(Records that describe figures)
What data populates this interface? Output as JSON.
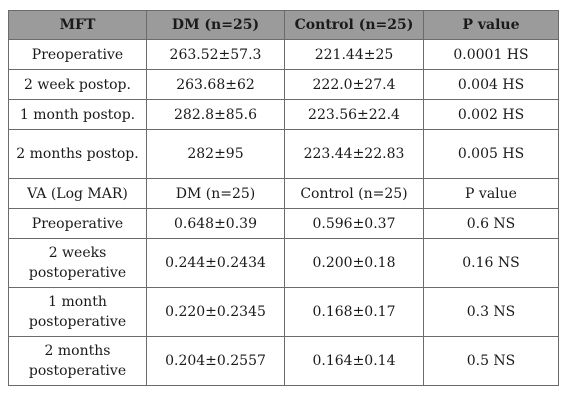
{
  "header": [
    "MFT",
    "DM (n=25)",
    "Control (n=25)",
    "P value"
  ],
  "rows": [
    [
      "Preoperative",
      "263.52±57.3",
      "221.44±25",
      "0.0001 HS"
    ],
    [
      "2 week postop.",
      "263.68±62",
      "222.0±27.4",
      "0.004 HS"
    ],
    [
      "1 month postop.",
      "282.8±85.6",
      "223.56±22.4",
      "0.002 HS"
    ],
    [
      "2 months postop.",
      "282±95",
      "223.44±22.83",
      "0.005 HS"
    ],
    [
      "VA (Log MAR)",
      "DM (n=25)",
      "Control (n=25)",
      "P value"
    ],
    [
      "Preoperative",
      "0.648±0.39",
      "0.596±0.37",
      "0.6 NS"
    ],
    [
      "2 weeks postoperative",
      "0.244±0.2434",
      "0.200±0.18",
      "0.16 NS"
    ],
    [
      "1 month postoperative",
      "0.220±0.2345",
      "0.168±0.17",
      "0.3 NS"
    ],
    [
      "2 months postoperative",
      "0.204±0.2557",
      "0.164±0.14",
      "0.5 NS"
    ]
  ]
}
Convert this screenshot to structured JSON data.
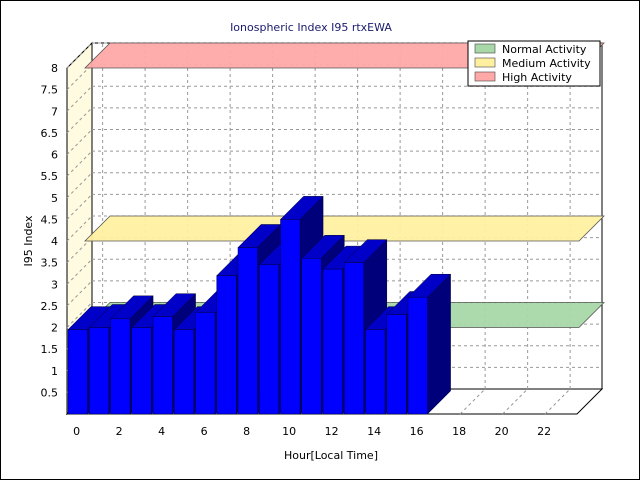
{
  "chart_data": {
    "type": "bar",
    "title": "Ionospheric Index I95 rtxEWA",
    "xlabel": "Hour[Local Time]",
    "ylabel": "I95 Index",
    "x_ticks": [
      "0",
      "2",
      "4",
      "6",
      "8",
      "10",
      "12",
      "14",
      "16",
      "18",
      "20",
      "22"
    ],
    "y_ticks": [
      "0.5",
      "1",
      "1.5",
      "2",
      "2.5",
      "3",
      "3.5",
      "4",
      "4.5",
      "5",
      "5.5",
      "6",
      "6.5",
      "7",
      "7.5",
      "8"
    ],
    "ylim": [
      0,
      8
    ],
    "xlim": [
      -0.5,
      23.5
    ],
    "x": [
      0,
      1,
      2,
      3,
      4,
      5,
      6,
      7,
      8,
      9,
      10,
      11,
      12,
      13,
      14,
      15,
      16
    ],
    "values": [
      1.95,
      2.0,
      2.2,
      2.0,
      2.25,
      1.95,
      2.35,
      3.2,
      3.85,
      3.45,
      4.5,
      3.6,
      3.35,
      3.5,
      1.95,
      2.3,
      2.7
    ],
    "bar_color": "#0000ff",
    "bands": [
      {
        "name": "Normal Activity",
        "value": 2.0,
        "color": "#a8d8a8"
      },
      {
        "name": "Medium Activity",
        "value": 4.0,
        "color": "#fff0a0"
      },
      {
        "name": "High Activity",
        "value": 8.0,
        "color": "#ffa8a8"
      }
    ],
    "legend_position": "top-right",
    "grid": true
  }
}
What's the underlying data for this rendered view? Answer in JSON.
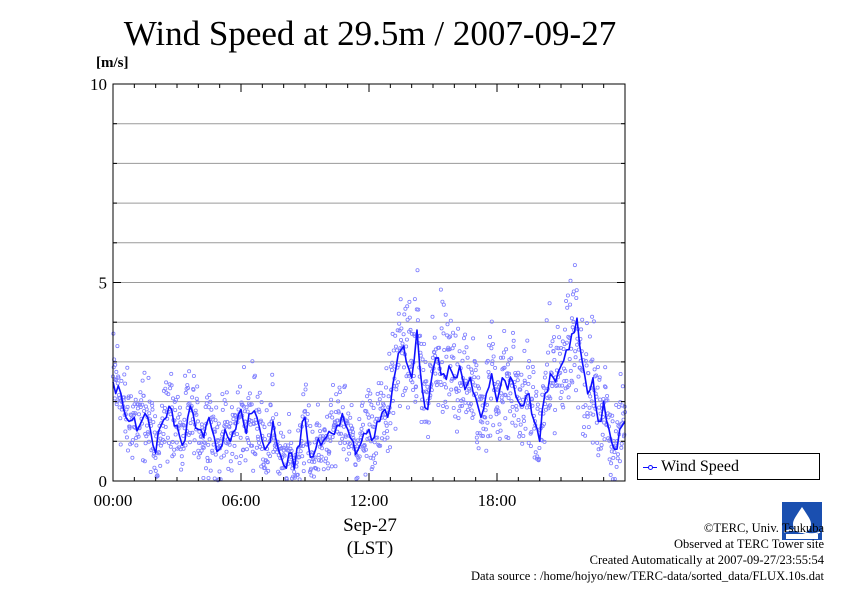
{
  "title": "Wind Speed at 29.5m / 2007-09-27",
  "legend": {
    "label": "Wind Speed"
  },
  "credits": {
    "copyright": "©TERC, Univ. Tsukuba",
    "observed": "Observed at TERC Tower site",
    "created": "Created Automatically at 2007-09-27/23:55:54",
    "source": "Data source : /home/hojyo/new/TERC-data/sorted_data/FLUX.10s.dat"
  },
  "colors": {
    "series": "#1010ff",
    "points": "#7f7fff",
    "grid": "#9a9a9a"
  },
  "chart_data": {
    "type": "line",
    "title": "Wind Speed at 29.5m / 2007-09-27",
    "ylabel": "[m/s]",
    "xlabel": "Sep-27",
    "xlabel2": "(LST)",
    "ylim": [
      0,
      10
    ],
    "xlim_hours": [
      0,
      24
    ],
    "y_ticks": [
      "0",
      "5",
      "10"
    ],
    "x_ticks": [
      {
        "hour": 0,
        "label": "00:00"
      },
      {
        "hour": 6,
        "label": "06:00"
      },
      {
        "hour": 12,
        "label": "12:00"
      },
      {
        "hour": 18,
        "label": "18:00"
      }
    ],
    "grid": "horizontal, every 1 m/s",
    "legend_position": "right-bottom",
    "series": [
      {
        "name": "Wind Speed",
        "hour": [
          0.0,
          0.25,
          0.5,
          0.75,
          1.0,
          1.25,
          1.5,
          1.75,
          2.0,
          2.25,
          2.5,
          2.75,
          3.0,
          3.25,
          3.5,
          3.75,
          4.0,
          4.25,
          4.5,
          4.75,
          5.0,
          5.25,
          5.5,
          5.75,
          6.0,
          6.25,
          6.5,
          6.75,
          7.0,
          7.25,
          7.5,
          7.75,
          8.0,
          8.25,
          8.5,
          8.75,
          9.0,
          9.25,
          9.5,
          9.75,
          10.0,
          10.25,
          10.5,
          10.75,
          11.0,
          11.25,
          11.5,
          11.75,
          12.0,
          12.25,
          12.5,
          12.75,
          13.0,
          13.25,
          13.5,
          13.75,
          14.0,
          14.25,
          14.5,
          14.75,
          15.0,
          15.25,
          15.5,
          15.75,
          16.0,
          16.25,
          16.5,
          16.75,
          17.0,
          17.25,
          17.5,
          17.75,
          18.0,
          18.25,
          18.5,
          18.75,
          19.0,
          19.25,
          19.5,
          19.75,
          20.0,
          20.25,
          20.5,
          20.75,
          21.0,
          21.25,
          21.5,
          21.75,
          22.0,
          22.25,
          22.5,
          22.75,
          23.0,
          23.25,
          23.5,
          23.75,
          24.0
        ],
        "values": [
          2.5,
          2.4,
          1.8,
          1.5,
          1.6,
          1.4,
          1.7,
          1.3,
          0.7,
          1.4,
          1.6,
          1.8,
          1.4,
          0.9,
          1.6,
          1.7,
          1.3,
          1.1,
          1.6,
          1.1,
          0.8,
          1.3,
          1.0,
          1.3,
          1.8,
          1.2,
          1.7,
          1.6,
          1.0,
          0.9,
          1.5,
          0.8,
          0.4,
          0.7,
          0.3,
          0.9,
          1.6,
          0.6,
          0.8,
          0.9,
          1.1,
          1.2,
          1.4,
          1.7,
          1.3,
          1.0,
          0.8,
          1.2,
          1.3,
          1.1,
          1.5,
          1.8,
          1.9,
          2.8,
          3.3,
          3.0,
          2.6,
          3.8,
          2.3,
          1.8,
          2.8,
          3.1,
          2.7,
          2.9,
          2.6,
          2.9,
          2.3,
          2.6,
          2.1,
          1.6,
          2.2,
          2.7,
          2.0,
          2.6,
          2.3,
          2.5,
          2.0,
          1.9,
          2.2,
          1.5,
          1.0,
          2.2,
          2.7,
          2.5,
          2.9,
          3.3,
          3.7,
          4.1,
          3.0,
          2.2,
          2.6,
          1.5,
          2.0,
          1.3,
          0.8,
          1.3,
          1.5
        ]
      }
    ]
  }
}
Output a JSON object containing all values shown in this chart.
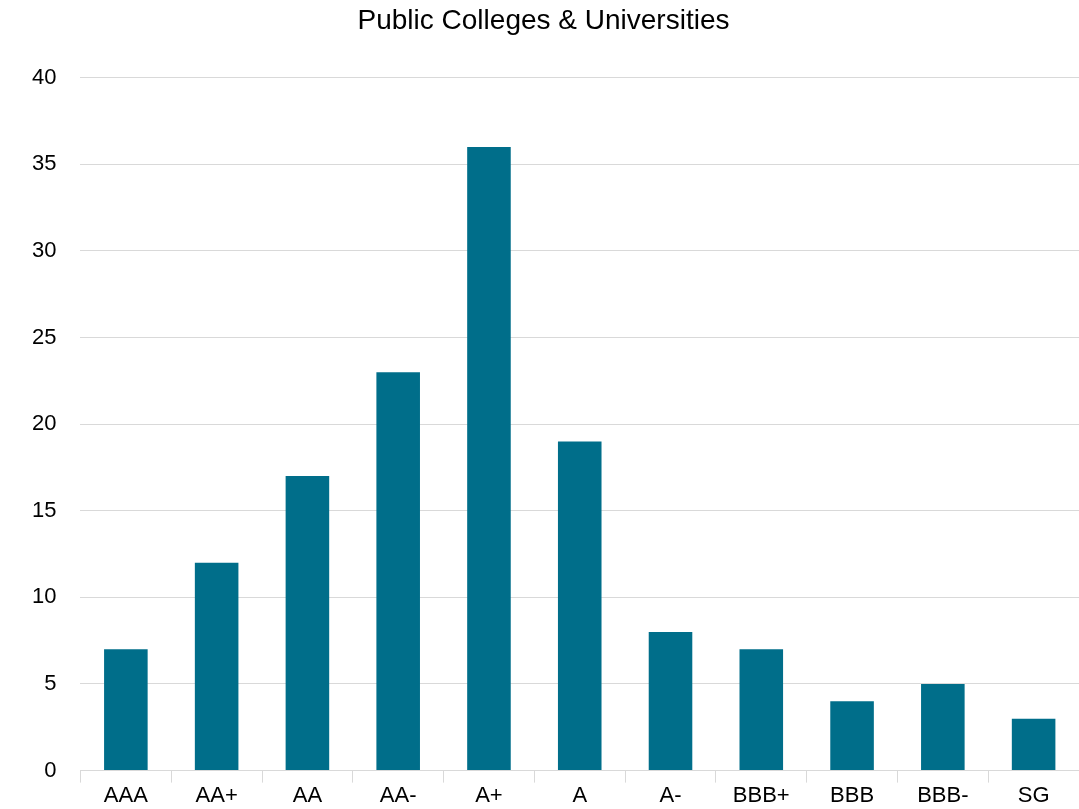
{
  "chart_data": {
    "type": "bar",
    "title": "Public Colleges & Universities",
    "categories": [
      "AAA",
      "AA+",
      "AA",
      "AA-",
      "A+",
      "A",
      "A-",
      "BBB+",
      "BBB",
      "BBB-",
      "SG"
    ],
    "values": [
      7,
      12,
      17,
      23,
      36,
      19,
      8,
      7,
      4,
      5,
      3
    ],
    "color": "#006e8a",
    "ylim": [
      0,
      40
    ],
    "yticks": [
      0,
      5,
      10,
      15,
      20,
      25,
      30,
      35,
      40
    ],
    "grid": "y"
  }
}
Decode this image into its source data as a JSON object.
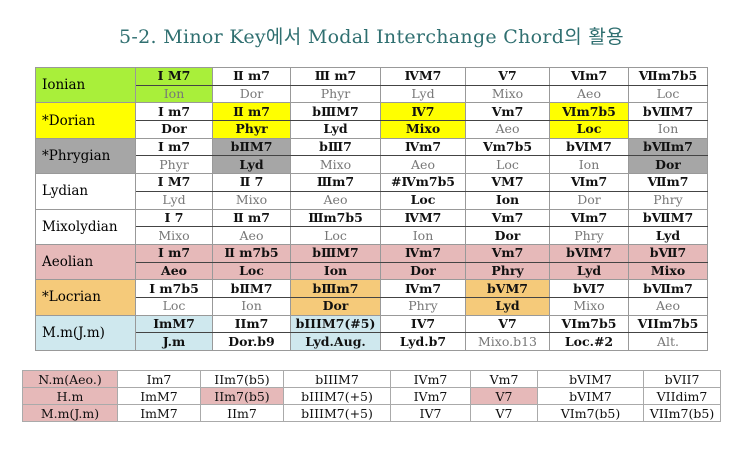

- **Task prompt**
Set down the material exactly, every line of it, except for the pictures.

- **Exercise solution**
What data populates this interface? Output as JSON.
{
  "header": [
    "MFT",
    "DM (n=25)",
    "Control (n=25)",
    "P value"
  ],
  "rows": [
    [
      "Preoperative",
      "263.52±57.3",
      "221.44±25",
      "0.0001 HS"
    ],
    [
      "2 week postop.",
      "263.68±62",
      "222.0±27.4",
      "0.004 HS"
    ],
    [
      "1 month postop.",
      "282.8±85.6",
      "223.56±22.4",
      "0.002 HS"
    ],
    [
      "2 months postop.",
      "282±95",
      "223.44±22.83",
      "0.005 HS"
    ],
    [
      "VA (Log MAR)",
      "DM (n=25)",
      "Control (n=25)",
      "P value"
    ],
    [
      "Preoperative",
      "0.648±0.39",
      "0.596±0.37",
      "0.6 NS"
    ],
    [
      "2 weeks postoperative",
      "0.244±0.2434",
      "0.200±0.18",
      "0.16 NS"
    ],
    [
      "1 month postoperative",
      "0.220±0.2345",
      "0.168±0.17",
      "0.3 NS"
    ],
    [
      "2 months postoperative",
      "0.204±0.2557",
      "0.164±0.14",
      "0.5 NS"
    ]
  ]
}
Convert this screenshot to structured JSON data.
{
  "chart_data": {
    "type": "bar",
    "title": "Ionospheric Index I95 rtxEWA",
    "xlabel": "Hour[Local Time]",
    "ylabel": "I95 Index",
    "x_ticks": [
      "0",
      "2",
      "4",
      "6",
      "8",
      "10",
      "12",
      "14",
      "16",
      "18",
      "20",
      "22"
    ],
    "y_ticks": [
      "0.5",
      "1",
      "1.5",
      "2",
      "2.5",
      "3",
      "3.5",
      "4",
      "4.5",
      "5",
      "5.5",
      "6",
      "6.5",
      "7",
      "7.5",
      "8"
    ],
    "ylim": [
      0,
      8
    ],
    "xlim": [
      -0.5,
      23.5
    ],
    "x": [
      0,
      1,
      2,
      3,
      4,
      5,
      6,
      7,
      8,
      9,
      10,
      11,
      12,
      13,
      14,
      15,
      16
    ],
    "values": [
      1.95,
      2.0,
      2.2,
      2.0,
      2.25,
      1.95,
      2.35,
      3.2,
      3.85,
      3.45,
      4.5,
      3.6,
      3.35,
      3.5,
      1.95,
      2.3,
      2.7
    ],
    "bar_color": "#0000ff",
    "bands": [
      {
        "name": "Normal Activity",
        "value": 2.0,
        "color": "#a8d8a8"
      },
      {
        "name": "Medium Activity",
        "value": 4.0,
        "color": "#fff0a0"
      },
      {
        "name": "High Activity",
        "value": 8.0,
        "color": "#ffa8a8"
      }
    ],
    "legend_position": "top-right",
    "grid": true
  }
}
What's the underlying data for this rendered view? Answer in JSON.
{
  "title": "Wind Speed at 29.5m / 2007-09-27",
  "legend": {
    "label": "Wind Speed"
  },
  "credits": {
    "copyright": "©TERC, Univ. Tsukuba",
    "observed": "Observed at TERC Tower site",
    "created": "Created Automatically at 2007-09-27/23:55:54",
    "source": "Data source : /home/hojyo/new/TERC-data/sorted_data/FLUX.10s.dat"
  },
  "colors": {
    "series": "#1010ff",
    "points": "#7f7fff",
    "grid": "#9a9a9a"
  },
  "chart_data": {
    "type": "line",
    "title": "Wind Speed at 29.5m / 2007-09-27",
    "ylabel": "[m/s]",
    "xlabel": "Sep-27",
    "xlabel2": "(LST)",
    "ylim": [
      0,
      10
    ],
    "xlim_hours": [
      0,
      24
    ],
    "y_ticks": [
      "0",
      "5",
      "10"
    ],
    "x_ticks": [
      {
        "hour": 0,
        "label": "00:00"
      },
      {
        "hour": 6,
        "label": "06:00"
      },
      {
        "hour": 12,
        "label": "12:00"
      },
      {
        "hour": 18,
        "label": "18:00"
      }
    ],
    "grid": "horizontal, every 1 m/s",
    "legend_position": "right-bottom",
    "series": [
      {
        "name": "Wind Speed",
        "hour": [
          0.0,
          0.25,
          0.5,
          0.75,
          1.0,
          1.25,
          1.5,
          1.75,
          2.0,
          2.25,
          2.5,
          2.75,
          3.0,
          3.25,
          3.5,
          3.75,
          4.0,
          4.25,
          4.5,
          4.75,
          5.0,
          5.25,
          5.5,
          5.75,
          6.0,
          6.25,
          6.5,
          6.75,
          7.0,
          7.25,
          7.5,
          7.75,
          8.0,
          8.25,
          8.5,
          8.75,
          9.0,
          9.25,
          9.5,
          9.75,
          10.0,
          10.25,
          10.5,
          10.75,
          11.0,
          11.25,
          11.5,
          11.75,
          12.0,
          12.25,
          12.5,
          12.75,
          13.0,
          13.25,
          13.5,
          13.75,
          14.0,
          14.25,
          14.5,
          14.75,
          15.0,
          15.25,
          15.5,
          15.75,
          16.0,
          16.25,
          16.5,
          16.75,
          17.0,
          17.25,
          17.5,
          17.75,
          18.0,
          18.25,
          18.5,
          18.75,
          19.0,
          19.25,
          19.5,
          19.75,
          20.0,
          20.25,
          20.5,
          20.75,
          21.0,
          21.25,
          21.5,
          21.75,
          22.0,
          22.25,
          22.5,
          22.75,
          23.0,
          23.25,
          23.5,
          23.75,
          24.0
        ],
        "values": [
          2.5,
          2.4,
          1.8,
          1.5,
          1.6,
          1.4,
          1.7,
          1.3,
          0.7,
          1.4,
          1.6,
          1.8,
          1.4,
          0.9,
          1.6,
          1.7,
          1.3,
          1.1,
          1.6,
          1.1,
          0.8,
          1.3,
          1.0,
          1.3,
          1.8,
          1.2,
          1.7,
          1.6,
          1.0,
          0.9,
          1.5,
          0.8,
          0.4,
          0.7,
          0.3,
          0.9,
          1.6,
          0.6,
          0.8,
          0.9,
          1.1,
          1.2,
          1.4,
          1.7,
          1.3,
          1.0,
          0.8,
          1.2,
          1.3,
          1.1,
          1.5,
          1.8,
          1.9,
          2.8,
          3.3,
          3.0,
          2.6,
          3.8,
          2.3,
          1.8,
          2.8,
          3.1,
          2.7,
          2.9,
          2.6,
          2.9,
          2.3,
          2.6,
          2.1,
          1.6,
          2.2,
          2.7,
          2.0,
          2.6,
          2.3,
          2.5,
          2.0,
          1.9,
          2.2,
          1.5,
          1.0,
          2.2,
          2.7,
          2.5,
          2.9,
          3.3,
          3.7,
          4.1,
          3.0,
          2.2,
          2.6,
          1.5,
          2.0,
          1.3,
          0.8,
          1.3,
          1.5
        ]
      }
    ]
  }
}
Output a JSON object containing all values shown in this chart.
{
  "chart_data": {
    "type": "bar",
    "title": "Public Colleges & Universities",
    "categories": [
      "AAA",
      "AA+",
      "AA",
      "AA-",
      "A+",
      "A",
      "A-",
      "BBB+",
      "BBB",
      "BBB-",
      "SG"
    ],
    "values": [
      7,
      12,
      17,
      23,
      36,
      19,
      8,
      7,
      4,
      5,
      3
    ],
    "color": "#006e8a",
    "ylim": [
      0,
      40
    ],
    "yticks": [
      0,
      5,
      10,
      15,
      20,
      25,
      30,
      35,
      40
    ],
    "grid": "y"
  }
}
Decode this image into its source data as a JSON object.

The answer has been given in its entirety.